Work to do: Set down the material below in full, matching it exactly.

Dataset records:
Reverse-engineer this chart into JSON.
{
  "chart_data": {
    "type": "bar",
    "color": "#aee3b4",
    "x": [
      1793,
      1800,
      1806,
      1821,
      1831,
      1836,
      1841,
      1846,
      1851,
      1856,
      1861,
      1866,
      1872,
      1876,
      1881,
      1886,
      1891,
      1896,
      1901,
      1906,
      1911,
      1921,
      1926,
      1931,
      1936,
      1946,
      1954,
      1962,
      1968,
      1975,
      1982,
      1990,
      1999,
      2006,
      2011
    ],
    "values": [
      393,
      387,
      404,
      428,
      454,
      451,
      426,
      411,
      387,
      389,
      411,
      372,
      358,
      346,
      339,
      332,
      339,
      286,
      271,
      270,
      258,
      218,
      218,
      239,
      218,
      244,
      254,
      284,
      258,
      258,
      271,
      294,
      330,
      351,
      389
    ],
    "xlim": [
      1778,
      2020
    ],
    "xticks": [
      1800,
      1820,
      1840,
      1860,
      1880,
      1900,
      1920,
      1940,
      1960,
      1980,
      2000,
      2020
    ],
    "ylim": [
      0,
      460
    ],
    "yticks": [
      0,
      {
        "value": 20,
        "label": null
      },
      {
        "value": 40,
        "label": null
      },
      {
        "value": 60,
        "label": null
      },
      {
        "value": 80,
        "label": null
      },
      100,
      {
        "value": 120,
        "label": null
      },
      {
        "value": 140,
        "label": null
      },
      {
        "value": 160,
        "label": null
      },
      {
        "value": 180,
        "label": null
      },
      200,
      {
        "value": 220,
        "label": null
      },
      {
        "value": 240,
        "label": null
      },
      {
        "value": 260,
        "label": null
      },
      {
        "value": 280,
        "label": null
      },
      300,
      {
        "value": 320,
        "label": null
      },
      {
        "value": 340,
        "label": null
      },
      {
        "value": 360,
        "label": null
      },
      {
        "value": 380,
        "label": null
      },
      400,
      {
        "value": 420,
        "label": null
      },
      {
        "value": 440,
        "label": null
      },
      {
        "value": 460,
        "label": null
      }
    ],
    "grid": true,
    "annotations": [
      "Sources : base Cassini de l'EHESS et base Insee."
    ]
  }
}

Answer to this exercise:
Reverse-engineer this chart into JSON.
{
  "chart_data": {
    "type": "bar",
    "color": "#aee3b4",
    "x": [
      1793,
      1800,
      1806,
      1821,
      1831,
      1836,
      1841,
      1846,
      1851,
      1856,
      1861,
      1866,
      1872,
      1876,
      1881,
      1886,
      1891,
      1896,
      1901,
      1906,
      1911,
      1921,
      1926,
      1931,
      1936,
      1946,
      1954,
      1962,
      1968,
      1975,
      1982,
      1990,
      1999,
      2006,
      2011
    ],
    "values": [
      393,
      387,
      404,
      428,
      454,
      451,
      426,
      411,
      387,
      389,
      411,
      372,
      358,
      346,
      339,
      332,
      339,
      286,
      271,
      270,
      258,
      218,
      218,
      239,
      218,
      244,
      254,
      284,
      258,
      258,
      271,
      294,
      330,
      351,
      389
    ],
    "xlim": [
      1778,
      2020
    ],
    "xticks": [
      1800,
      1820,
      1840,
      1860,
      1880,
      1900,
      1920,
      1940,
      1960,
      1980,
      2000,
      2020
    ],
    "ylim": [
      0,
      460
    ],
    "yticks": [
      0,
      {
        "value": 20,
        "label": null
      },
      {
        "value": 40,
        "label": null
      },
      {
        "value": 60,
        "label": null
      },
      {
        "value": 80,
        "label": null
      },
      100,
      {
        "value": 120,
        "label": null
      },
      {
        "value": 140,
        "label": null
      },
      {
        "value": 160,
        "label": null
      },
      {
        "value": 180,
        "label": null
      },
      200,
      {
        "value": 220,
        "label": null
      },
      {
        "value": 240,
        "label": null
      },
      {
        "value": 260,
        "label": null
      },
      {
        "value": 280,
        "label": null
      },
      300,
      {
        "value": 320,
        "label": null
      },
      {
        "value": 340,
        "label": null
      },
      {
        "value": 360,
        "label": null
      },
      {
        "value": 380,
        "label": null
      },
      400,
      {
        "value": 420,
        "label": null
      },
      {
        "value": 440,
        "label": null
      },
      {
        "value": 460,
        "label": null
      }
    ],
    "grid": true,
    "annotations": [
      "Sources : base Cassini de l'EHESS et base Insee."
    ]
  }
}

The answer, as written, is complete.